_WORK REQUIRED_
Rewrite the data below, changing every "pillow" to "cushion" and leaving all else as it is.

_LISTED ENTRIES_
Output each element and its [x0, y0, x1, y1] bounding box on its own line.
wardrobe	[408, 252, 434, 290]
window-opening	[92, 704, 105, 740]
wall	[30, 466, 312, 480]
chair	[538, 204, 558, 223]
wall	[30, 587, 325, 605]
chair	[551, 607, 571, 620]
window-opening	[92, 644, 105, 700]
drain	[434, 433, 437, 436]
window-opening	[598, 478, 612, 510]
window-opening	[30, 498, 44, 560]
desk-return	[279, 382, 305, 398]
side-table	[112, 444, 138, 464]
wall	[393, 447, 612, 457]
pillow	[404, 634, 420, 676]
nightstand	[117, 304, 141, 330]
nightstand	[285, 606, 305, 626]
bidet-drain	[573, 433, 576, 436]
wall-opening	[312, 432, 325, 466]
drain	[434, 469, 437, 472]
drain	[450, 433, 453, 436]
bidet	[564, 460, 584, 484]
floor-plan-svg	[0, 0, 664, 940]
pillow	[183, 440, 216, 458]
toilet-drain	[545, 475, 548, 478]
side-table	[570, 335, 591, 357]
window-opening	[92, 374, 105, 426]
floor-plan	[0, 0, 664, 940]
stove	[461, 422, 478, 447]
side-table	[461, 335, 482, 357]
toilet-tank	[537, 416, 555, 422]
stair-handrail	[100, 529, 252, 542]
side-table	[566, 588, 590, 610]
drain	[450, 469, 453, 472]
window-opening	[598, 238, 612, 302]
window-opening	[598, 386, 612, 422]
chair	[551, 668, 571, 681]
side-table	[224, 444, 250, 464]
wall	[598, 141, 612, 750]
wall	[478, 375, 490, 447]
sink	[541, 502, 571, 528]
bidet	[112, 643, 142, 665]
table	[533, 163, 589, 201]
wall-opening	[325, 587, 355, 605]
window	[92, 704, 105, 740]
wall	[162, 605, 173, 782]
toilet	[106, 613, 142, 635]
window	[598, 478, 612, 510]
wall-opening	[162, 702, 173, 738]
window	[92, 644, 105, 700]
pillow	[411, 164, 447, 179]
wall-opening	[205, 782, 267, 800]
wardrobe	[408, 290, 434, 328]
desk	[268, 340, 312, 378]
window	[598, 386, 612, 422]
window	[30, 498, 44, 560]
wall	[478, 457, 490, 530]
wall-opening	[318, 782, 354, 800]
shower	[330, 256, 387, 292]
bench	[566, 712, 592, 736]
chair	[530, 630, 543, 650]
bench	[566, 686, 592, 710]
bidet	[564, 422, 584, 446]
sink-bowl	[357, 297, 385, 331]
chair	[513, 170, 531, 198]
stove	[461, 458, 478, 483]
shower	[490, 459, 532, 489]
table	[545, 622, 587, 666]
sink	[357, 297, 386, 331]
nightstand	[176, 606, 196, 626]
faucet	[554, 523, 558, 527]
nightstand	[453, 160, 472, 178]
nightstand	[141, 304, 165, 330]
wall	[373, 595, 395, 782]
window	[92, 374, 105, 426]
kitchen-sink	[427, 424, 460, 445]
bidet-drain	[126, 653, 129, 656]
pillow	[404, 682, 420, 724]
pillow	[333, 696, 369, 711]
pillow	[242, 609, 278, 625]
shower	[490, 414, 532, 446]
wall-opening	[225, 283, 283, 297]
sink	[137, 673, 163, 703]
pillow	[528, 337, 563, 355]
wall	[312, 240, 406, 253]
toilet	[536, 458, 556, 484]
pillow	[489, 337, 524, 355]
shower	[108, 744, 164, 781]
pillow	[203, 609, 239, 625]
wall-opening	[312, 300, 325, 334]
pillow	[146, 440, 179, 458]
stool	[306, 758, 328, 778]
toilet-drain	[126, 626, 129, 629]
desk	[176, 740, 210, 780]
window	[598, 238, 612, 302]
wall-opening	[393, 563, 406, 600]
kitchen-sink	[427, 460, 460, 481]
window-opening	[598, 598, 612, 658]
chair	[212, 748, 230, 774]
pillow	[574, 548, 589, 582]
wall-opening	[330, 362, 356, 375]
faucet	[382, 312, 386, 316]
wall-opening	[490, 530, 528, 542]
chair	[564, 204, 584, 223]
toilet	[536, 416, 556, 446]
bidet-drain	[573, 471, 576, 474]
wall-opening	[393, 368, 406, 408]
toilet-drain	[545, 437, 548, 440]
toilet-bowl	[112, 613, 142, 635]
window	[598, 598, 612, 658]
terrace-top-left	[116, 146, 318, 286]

_TASK ANSWER_
Output each element and its [x0, y0, x1, y1] bounding box on its own line.
wardrobe	[408, 252, 434, 290]
window-opening	[92, 704, 105, 740]
wall	[30, 466, 312, 480]
chair	[538, 204, 558, 223]
wall	[30, 587, 325, 605]
chair	[551, 607, 571, 620]
window-opening	[92, 644, 105, 700]
drain	[434, 433, 437, 436]
window-opening	[598, 478, 612, 510]
window-opening	[30, 498, 44, 560]
desk-return	[279, 382, 305, 398]
side-table	[112, 444, 138, 464]
wall	[393, 447, 612, 457]
cushion	[404, 634, 420, 676]
nightstand	[117, 304, 141, 330]
nightstand	[285, 606, 305, 626]
bidet-drain	[573, 433, 576, 436]
wall-opening	[312, 432, 325, 466]
drain	[434, 469, 437, 472]
drain	[450, 433, 453, 436]
bidet	[564, 460, 584, 484]
floor-plan-svg	[0, 0, 664, 940]
cushion	[183, 440, 216, 458]
toilet-drain	[545, 475, 548, 478]
side-table	[570, 335, 591, 357]
window-opening	[92, 374, 105, 426]
floor-plan	[0, 0, 664, 940]
stove	[461, 422, 478, 447]
side-table	[461, 335, 482, 357]
toilet-tank	[537, 416, 555, 422]
stair-handrail	[100, 529, 252, 542]
side-table	[566, 588, 590, 610]
drain	[450, 469, 453, 472]
window-opening	[598, 238, 612, 302]
window-opening	[598, 386, 612, 422]
chair	[551, 668, 571, 681]
side-table	[224, 444, 250, 464]
wall	[598, 141, 612, 750]
wall	[478, 375, 490, 447]
sink	[541, 502, 571, 528]
bidet	[112, 643, 142, 665]
table	[533, 163, 589, 201]
wall-opening	[325, 587, 355, 605]
window	[92, 704, 105, 740]
wall	[162, 605, 173, 782]
toilet	[106, 613, 142, 635]
window	[598, 478, 612, 510]
wall-opening	[162, 702, 173, 738]
window	[92, 644, 105, 700]
cushion	[411, 164, 447, 179]
wall-opening	[205, 782, 267, 800]
wardrobe	[408, 290, 434, 328]
desk	[268, 340, 312, 378]
window	[598, 386, 612, 422]
window	[30, 498, 44, 560]
wall	[478, 457, 490, 530]
wall-opening	[318, 782, 354, 800]
shower	[330, 256, 387, 292]
bench	[566, 712, 592, 736]
chair	[530, 630, 543, 650]
bench	[566, 686, 592, 710]
bidet	[564, 422, 584, 446]
sink-bowl	[357, 297, 385, 331]
chair	[513, 170, 531, 198]
stove	[461, 458, 478, 483]
shower	[490, 459, 532, 489]
table	[545, 622, 587, 666]
sink	[357, 297, 386, 331]
nightstand	[176, 606, 196, 626]
faucet	[554, 523, 558, 527]
nightstand	[453, 160, 472, 178]
nightstand	[141, 304, 165, 330]
wall	[373, 595, 395, 782]
window	[92, 374, 105, 426]
kitchen-sink	[427, 424, 460, 445]
bidet-drain	[126, 653, 129, 656]
cushion	[404, 682, 420, 724]
cushion	[333, 696, 369, 711]
cushion	[242, 609, 278, 625]
shower	[490, 414, 532, 446]
wall-opening	[225, 283, 283, 297]
sink	[137, 673, 163, 703]
cushion	[528, 337, 563, 355]
wall	[312, 240, 406, 253]
toilet	[536, 458, 556, 484]
cushion	[489, 337, 524, 355]
shower	[108, 744, 164, 781]
cushion	[203, 609, 239, 625]
wall-opening	[312, 300, 325, 334]
cushion	[146, 440, 179, 458]
stool	[306, 758, 328, 778]
toilet-drain	[126, 626, 129, 629]
desk	[176, 740, 210, 780]
window	[598, 238, 612, 302]
wall-opening	[393, 563, 406, 600]
kitchen-sink	[427, 460, 460, 481]
window-opening	[598, 598, 612, 658]
chair	[212, 748, 230, 774]
cushion	[574, 548, 589, 582]
wall-opening	[330, 362, 356, 375]
faucet	[382, 312, 386, 316]
wall-opening	[490, 530, 528, 542]
chair	[564, 204, 584, 223]
toilet	[536, 416, 556, 446]
bidet-drain	[573, 471, 576, 474]
wall-opening	[393, 368, 406, 408]
toilet-drain	[545, 437, 548, 440]
toilet-bowl	[112, 613, 142, 635]
window	[598, 598, 612, 658]
terrace-top-left	[116, 146, 318, 286]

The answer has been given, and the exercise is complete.